▸ **Input rows**

— begin —

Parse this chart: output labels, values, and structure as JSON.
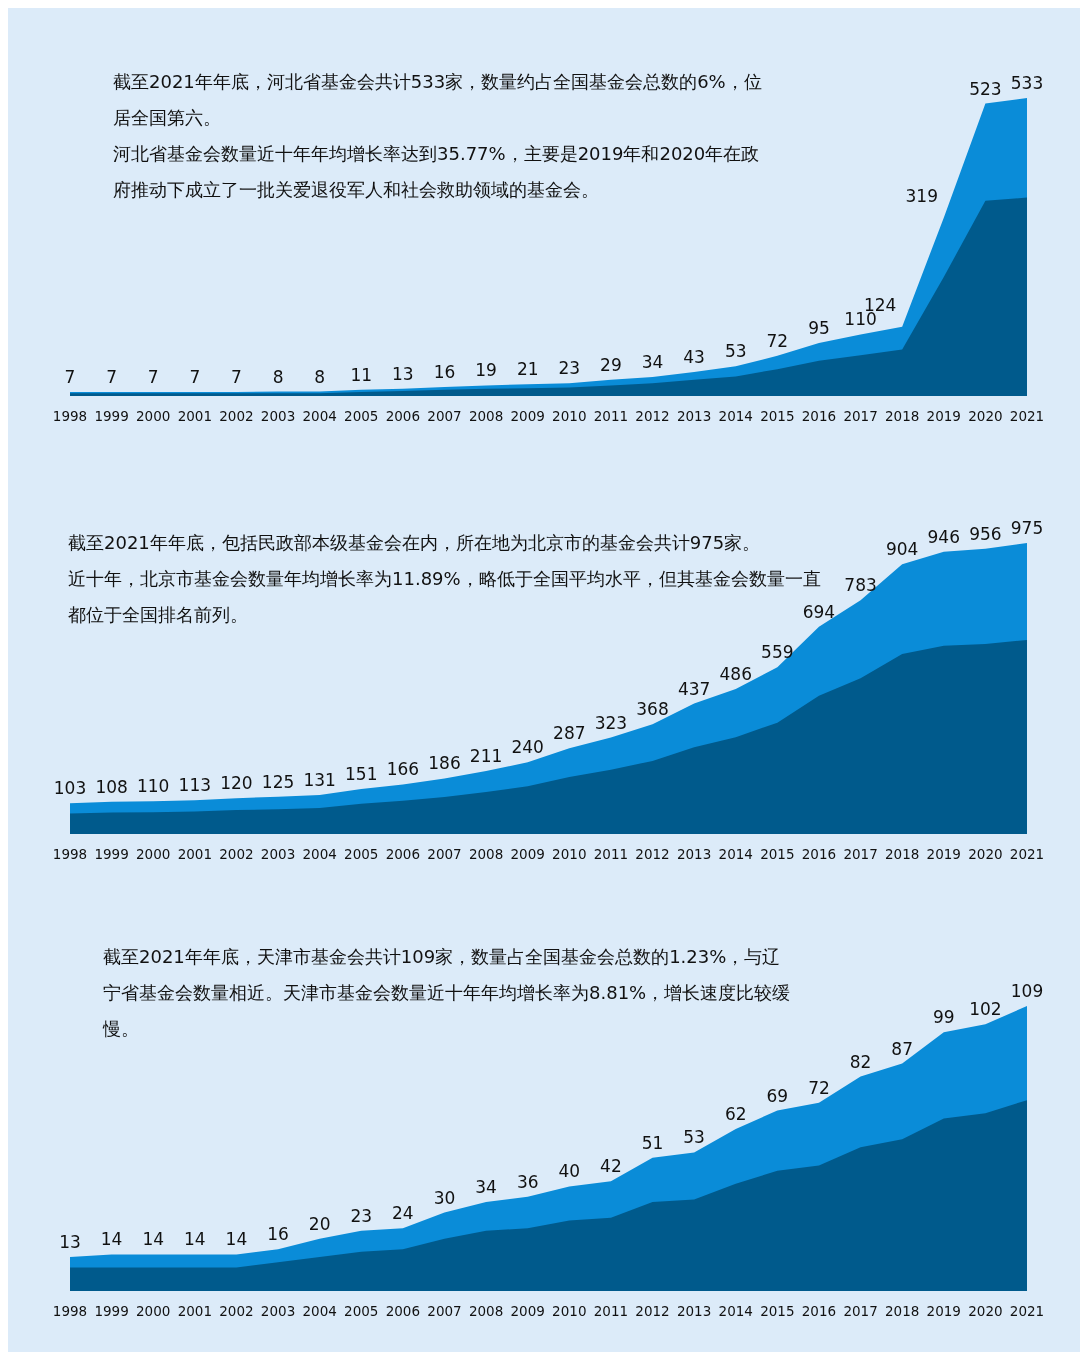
{
  "chart_data": [
    {
      "type": "area",
      "title": "截至2021年年底，河北省基金会共计533家，数量约占全国基金会总数的6%，位居全国第六。",
      "subtitle": "河北省基金会数量近十年年均增长率达到35.77%，主要是2019年和2020年在政府推动下成立了一批关爱退役军人和社会救助领域的基金会。",
      "categories": [
        "1998",
        "1999",
        "2000",
        "2001",
        "2002",
        "2003",
        "2004",
        "2005",
        "2006",
        "2007",
        "2008",
        "2009",
        "2010",
        "2011",
        "2012",
        "2013",
        "2014",
        "2015",
        "2016",
        "2017",
        "2018",
        "2019",
        "2020",
        "2021"
      ],
      "tick_labels": "x",
      "series": [
        {
          "color": "#0a8cd8",
          "values": [
            7,
            7,
            7,
            7,
            7,
            8,
            8,
            11,
            13,
            16,
            19,
            21,
            23,
            29,
            34,
            43,
            53,
            72,
            95,
            110,
            124,
            319,
            523,
            533
          ],
          "value_labels": [
            "7",
            "7",
            "7",
            "7",
            "7",
            "8",
            "8",
            "11",
            "13",
            "16",
            "19",
            "21",
            "23",
            "29",
            "34",
            "43",
            "53",
            "72",
            "95",
            "110",
            "124",
            "319",
            "523",
            "533"
          ]
        },
        {
          "color": "#005a8c",
          "values": [
            5,
            5,
            5,
            5,
            5,
            5,
            5,
            7,
            9,
            11,
            13,
            14,
            15,
            19,
            23,
            29,
            35,
            48,
            63,
            73,
            83,
            213,
            349,
            355
          ]
        }
      ]
    },
    {
      "type": "area",
      "title": "截至2021年年底，包括民政部本级基金会在内，所在地为北京市的基金会共计975家。",
      "subtitle": "近十年，北京市基金会数量年均增长率为11.89%，略低于全国平均水平，但其基金会数量一直都位于全国排名前列。",
      "categories": [
        "1998",
        "1999",
        "2000",
        "2001",
        "2002",
        "2003",
        "2004",
        "2005",
        "2006",
        "2007",
        "2008",
        "2009",
        "2010",
        "2011",
        "2012",
        "2013",
        "2014",
        "2015",
        "2016",
        "2017",
        "2018",
        "2019",
        "2020",
        "2021"
      ],
      "tick_labels": "x",
      "series": [
        {
          "color": "#0a8cd8",
          "values": [
            103,
            108,
            110,
            113,
            120,
            125,
            131,
            151,
            166,
            186,
            211,
            240,
            287,
            323,
            368,
            437,
            486,
            559,
            694,
            783,
            904,
            946,
            956,
            975
          ],
          "value_labels": [
            "103",
            "108",
            "110",
            "113",
            "120",
            "125",
            "131",
            "151",
            "166",
            "186",
            "211",
            "240",
            "287",
            "323",
            "368",
            "437",
            "486",
            "559",
            "694",
            "783",
            "904",
            "946",
            "956",
            "975"
          ]
        },
        {
          "color": "#005a8c",
          "values": [
            69,
            72,
            73,
            75,
            80,
            83,
            87,
            101,
            111,
            124,
            141,
            160,
            191,
            215,
            245,
            291,
            324,
            373,
            463,
            522,
            603,
            631,
            637,
            650
          ]
        }
      ]
    },
    {
      "type": "area",
      "title": "截至2021年年底，天津市基金会共计109家，数量占全国基金会总数的1.23%，与辽宁省基金会数量相近。天津市基金会数量近十年年均增长率为8.81%，增长速度比较缓慢。",
      "categories": [
        "1998",
        "1999",
        "2000",
        "2001",
        "2002",
        "2003",
        "2004",
        "2005",
        "2006",
        "2007",
        "2008",
        "2009",
        "2010",
        "2011",
        "2012",
        "2013",
        "2014",
        "2015",
        "2016",
        "2017",
        "2018",
        "2019",
        "2020",
        "2021"
      ],
      "tick_labels": "x",
      "series": [
        {
          "color": "#0a8cd8",
          "values": [
            13,
            14,
            14,
            14,
            14,
            16,
            20,
            23,
            24,
            30,
            34,
            36,
            40,
            42,
            51,
            53,
            62,
            69,
            72,
            82,
            87,
            99,
            102,
            109
          ],
          "value_labels": [
            "13",
            "14",
            "14",
            "14",
            "14",
            "16",
            "20",
            "23",
            "24",
            "30",
            "34",
            "36",
            "40",
            "42",
            "51",
            "53",
            "62",
            "69",
            "72",
            "82",
            "87",
            "99",
            "102",
            "109"
          ]
        },
        {
          "color": "#005a8c",
          "values": [
            9,
            9,
            9,
            9,
            9,
            11,
            13,
            15,
            16,
            20,
            23,
            24,
            27,
            28,
            34,
            35,
            41,
            46,
            48,
            55,
            58,
            66,
            68,
            73
          ]
        }
      ]
    }
  ]
}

— end —

▸ **To do**
Where a line of the entries contains the word "subtitle", copy that line.

▸ **Finished exercise**
      "subtitle": "河北省基金会数量近十年年均增长率达到35.77%，主要是2019年和2020年在政府推动下成立了一批关爱退役军人和社会救助领域的基金会。",
      "subtitle": "近十年，北京市基金会数量年均增长率为11.89%，略低于全国平均水平，但其基金会数量一直都位于全国排名前列。",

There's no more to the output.